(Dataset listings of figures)
--
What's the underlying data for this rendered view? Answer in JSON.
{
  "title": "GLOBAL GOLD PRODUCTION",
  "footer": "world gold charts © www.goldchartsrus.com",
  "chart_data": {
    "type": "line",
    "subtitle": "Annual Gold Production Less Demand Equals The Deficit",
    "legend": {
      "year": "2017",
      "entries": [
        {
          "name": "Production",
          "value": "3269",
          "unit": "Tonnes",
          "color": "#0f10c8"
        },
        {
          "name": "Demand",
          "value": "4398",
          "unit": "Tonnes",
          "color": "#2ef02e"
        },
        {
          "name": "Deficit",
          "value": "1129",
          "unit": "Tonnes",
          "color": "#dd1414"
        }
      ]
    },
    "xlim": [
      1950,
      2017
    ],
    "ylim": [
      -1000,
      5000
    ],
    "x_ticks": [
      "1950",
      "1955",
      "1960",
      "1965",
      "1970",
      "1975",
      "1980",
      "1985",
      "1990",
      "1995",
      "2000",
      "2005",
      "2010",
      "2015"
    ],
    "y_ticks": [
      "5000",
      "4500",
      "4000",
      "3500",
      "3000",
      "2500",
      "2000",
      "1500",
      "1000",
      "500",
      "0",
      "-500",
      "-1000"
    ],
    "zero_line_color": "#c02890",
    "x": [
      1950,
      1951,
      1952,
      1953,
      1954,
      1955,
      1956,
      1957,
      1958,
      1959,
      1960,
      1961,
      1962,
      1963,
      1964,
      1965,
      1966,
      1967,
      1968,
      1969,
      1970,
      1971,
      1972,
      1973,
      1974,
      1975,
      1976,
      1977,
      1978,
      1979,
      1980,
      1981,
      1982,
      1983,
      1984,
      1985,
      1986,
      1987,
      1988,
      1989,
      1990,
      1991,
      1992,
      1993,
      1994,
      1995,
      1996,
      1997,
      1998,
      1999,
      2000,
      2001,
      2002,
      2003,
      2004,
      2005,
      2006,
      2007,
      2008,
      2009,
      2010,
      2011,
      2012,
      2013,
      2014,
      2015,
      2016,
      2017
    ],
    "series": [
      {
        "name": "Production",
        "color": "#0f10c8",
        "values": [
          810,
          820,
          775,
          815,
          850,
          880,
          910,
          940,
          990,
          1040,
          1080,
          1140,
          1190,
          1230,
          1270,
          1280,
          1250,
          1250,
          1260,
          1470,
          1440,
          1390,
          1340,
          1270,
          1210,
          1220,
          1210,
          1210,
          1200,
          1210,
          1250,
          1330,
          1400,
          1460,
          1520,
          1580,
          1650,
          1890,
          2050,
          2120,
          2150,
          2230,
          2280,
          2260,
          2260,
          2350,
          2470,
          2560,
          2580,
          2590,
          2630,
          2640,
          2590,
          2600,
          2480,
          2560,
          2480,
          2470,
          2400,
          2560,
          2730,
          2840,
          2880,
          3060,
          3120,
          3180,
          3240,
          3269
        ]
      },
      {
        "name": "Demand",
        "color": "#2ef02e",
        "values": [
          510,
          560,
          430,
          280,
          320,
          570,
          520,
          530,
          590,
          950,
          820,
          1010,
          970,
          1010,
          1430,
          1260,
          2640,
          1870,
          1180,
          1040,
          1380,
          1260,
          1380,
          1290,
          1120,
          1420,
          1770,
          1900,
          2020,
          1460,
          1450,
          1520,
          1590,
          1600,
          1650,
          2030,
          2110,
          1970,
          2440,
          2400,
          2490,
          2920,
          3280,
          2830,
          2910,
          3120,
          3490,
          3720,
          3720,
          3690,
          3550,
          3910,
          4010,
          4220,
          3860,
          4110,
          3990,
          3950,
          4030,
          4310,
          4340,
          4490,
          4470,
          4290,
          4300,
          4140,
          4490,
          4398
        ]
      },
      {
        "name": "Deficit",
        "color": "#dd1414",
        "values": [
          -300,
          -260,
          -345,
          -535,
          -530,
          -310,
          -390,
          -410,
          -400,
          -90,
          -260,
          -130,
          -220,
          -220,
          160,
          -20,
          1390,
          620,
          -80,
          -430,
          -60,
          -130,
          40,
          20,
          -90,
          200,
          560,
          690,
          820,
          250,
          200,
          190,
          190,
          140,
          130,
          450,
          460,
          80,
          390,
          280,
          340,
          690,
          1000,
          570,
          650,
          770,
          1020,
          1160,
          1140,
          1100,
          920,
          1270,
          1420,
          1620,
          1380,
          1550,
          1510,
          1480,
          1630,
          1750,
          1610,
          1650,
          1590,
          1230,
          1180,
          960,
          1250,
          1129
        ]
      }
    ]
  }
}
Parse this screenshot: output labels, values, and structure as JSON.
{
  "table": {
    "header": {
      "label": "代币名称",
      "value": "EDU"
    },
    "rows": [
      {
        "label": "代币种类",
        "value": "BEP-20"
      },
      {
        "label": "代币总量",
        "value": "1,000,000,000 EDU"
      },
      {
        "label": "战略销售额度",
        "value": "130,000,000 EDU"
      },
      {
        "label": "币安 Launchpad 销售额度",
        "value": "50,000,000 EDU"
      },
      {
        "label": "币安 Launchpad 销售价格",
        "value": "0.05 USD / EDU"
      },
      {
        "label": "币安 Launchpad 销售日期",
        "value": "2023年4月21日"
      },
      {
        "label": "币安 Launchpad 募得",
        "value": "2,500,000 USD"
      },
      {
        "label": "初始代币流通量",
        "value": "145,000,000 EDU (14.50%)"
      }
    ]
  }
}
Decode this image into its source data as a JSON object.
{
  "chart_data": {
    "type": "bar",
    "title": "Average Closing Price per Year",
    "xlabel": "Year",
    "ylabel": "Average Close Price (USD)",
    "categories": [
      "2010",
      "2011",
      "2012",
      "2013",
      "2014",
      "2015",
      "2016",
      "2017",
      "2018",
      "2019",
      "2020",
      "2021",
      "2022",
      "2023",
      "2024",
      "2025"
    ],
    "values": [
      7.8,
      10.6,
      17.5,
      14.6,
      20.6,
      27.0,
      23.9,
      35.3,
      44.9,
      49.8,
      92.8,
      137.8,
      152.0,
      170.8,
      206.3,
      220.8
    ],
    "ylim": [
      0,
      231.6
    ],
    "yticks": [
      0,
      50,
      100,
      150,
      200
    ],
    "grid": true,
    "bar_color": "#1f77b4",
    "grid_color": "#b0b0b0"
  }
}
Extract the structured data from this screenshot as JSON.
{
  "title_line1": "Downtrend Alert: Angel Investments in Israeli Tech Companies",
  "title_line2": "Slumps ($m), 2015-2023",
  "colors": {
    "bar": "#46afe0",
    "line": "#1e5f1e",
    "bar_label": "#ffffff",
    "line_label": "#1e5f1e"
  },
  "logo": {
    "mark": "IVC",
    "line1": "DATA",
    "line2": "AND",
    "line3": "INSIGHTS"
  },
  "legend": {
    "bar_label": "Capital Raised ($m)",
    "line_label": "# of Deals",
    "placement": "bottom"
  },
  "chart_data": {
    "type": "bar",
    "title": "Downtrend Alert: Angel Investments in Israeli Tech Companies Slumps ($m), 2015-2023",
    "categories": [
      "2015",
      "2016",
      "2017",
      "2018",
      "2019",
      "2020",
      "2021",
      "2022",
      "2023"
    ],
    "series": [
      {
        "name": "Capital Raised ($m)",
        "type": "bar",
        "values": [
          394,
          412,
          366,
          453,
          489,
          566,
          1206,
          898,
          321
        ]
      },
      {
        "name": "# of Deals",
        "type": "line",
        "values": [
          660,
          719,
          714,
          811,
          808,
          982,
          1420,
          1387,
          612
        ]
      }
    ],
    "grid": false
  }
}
--
What is required
Give the number of lines in the records above that contain the word "name". Reply with that number alone.

Written reply
8